▸ **WRITTEN EXERCISE**: Which lines hold the word "OPTICAL"? Copy each of them from the material.

(Stored data)
::::::

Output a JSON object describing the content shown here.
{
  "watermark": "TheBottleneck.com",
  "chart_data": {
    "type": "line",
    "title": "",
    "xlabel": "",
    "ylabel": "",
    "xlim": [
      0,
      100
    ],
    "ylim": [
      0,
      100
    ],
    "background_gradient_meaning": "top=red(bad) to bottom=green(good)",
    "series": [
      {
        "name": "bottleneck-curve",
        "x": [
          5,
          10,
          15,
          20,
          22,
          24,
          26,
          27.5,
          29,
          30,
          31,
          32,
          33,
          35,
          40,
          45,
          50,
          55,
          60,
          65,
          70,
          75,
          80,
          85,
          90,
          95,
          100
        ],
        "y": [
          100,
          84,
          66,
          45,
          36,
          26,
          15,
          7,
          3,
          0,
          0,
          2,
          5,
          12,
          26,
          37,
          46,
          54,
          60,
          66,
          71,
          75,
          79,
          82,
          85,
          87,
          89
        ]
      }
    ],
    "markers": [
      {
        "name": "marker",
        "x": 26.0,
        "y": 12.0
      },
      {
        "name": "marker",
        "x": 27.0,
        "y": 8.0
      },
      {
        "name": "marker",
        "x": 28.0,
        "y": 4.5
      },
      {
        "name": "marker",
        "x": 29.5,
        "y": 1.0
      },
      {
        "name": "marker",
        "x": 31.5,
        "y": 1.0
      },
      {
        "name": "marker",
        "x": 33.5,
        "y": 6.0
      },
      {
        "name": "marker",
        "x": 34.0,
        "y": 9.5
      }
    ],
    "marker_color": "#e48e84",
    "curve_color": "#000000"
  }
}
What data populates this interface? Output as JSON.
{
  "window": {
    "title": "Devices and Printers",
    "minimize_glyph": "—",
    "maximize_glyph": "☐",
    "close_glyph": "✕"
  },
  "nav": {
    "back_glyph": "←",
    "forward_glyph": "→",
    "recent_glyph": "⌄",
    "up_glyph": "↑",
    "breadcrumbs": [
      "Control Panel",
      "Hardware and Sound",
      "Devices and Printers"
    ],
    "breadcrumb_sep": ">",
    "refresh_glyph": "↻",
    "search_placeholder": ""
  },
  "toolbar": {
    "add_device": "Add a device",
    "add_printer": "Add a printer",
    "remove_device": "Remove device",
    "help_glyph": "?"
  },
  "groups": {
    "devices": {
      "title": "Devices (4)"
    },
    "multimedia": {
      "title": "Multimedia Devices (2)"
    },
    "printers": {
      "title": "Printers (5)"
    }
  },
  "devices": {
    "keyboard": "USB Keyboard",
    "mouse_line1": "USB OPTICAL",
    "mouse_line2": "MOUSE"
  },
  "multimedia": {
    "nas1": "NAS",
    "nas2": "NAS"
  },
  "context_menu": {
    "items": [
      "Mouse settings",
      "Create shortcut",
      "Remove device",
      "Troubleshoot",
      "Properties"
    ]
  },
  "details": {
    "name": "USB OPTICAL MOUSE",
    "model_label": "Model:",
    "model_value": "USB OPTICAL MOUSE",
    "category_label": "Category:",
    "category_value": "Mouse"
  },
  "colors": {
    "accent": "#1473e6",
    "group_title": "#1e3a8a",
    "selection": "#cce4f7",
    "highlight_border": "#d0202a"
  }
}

::::::

▸ **EXPECTED OUTPUT**:
    "mouse_line1": "USB OPTICAL",
    "name": "USB OPTICAL MOUSE",
    "model_value": "USB OPTICAL MOUSE",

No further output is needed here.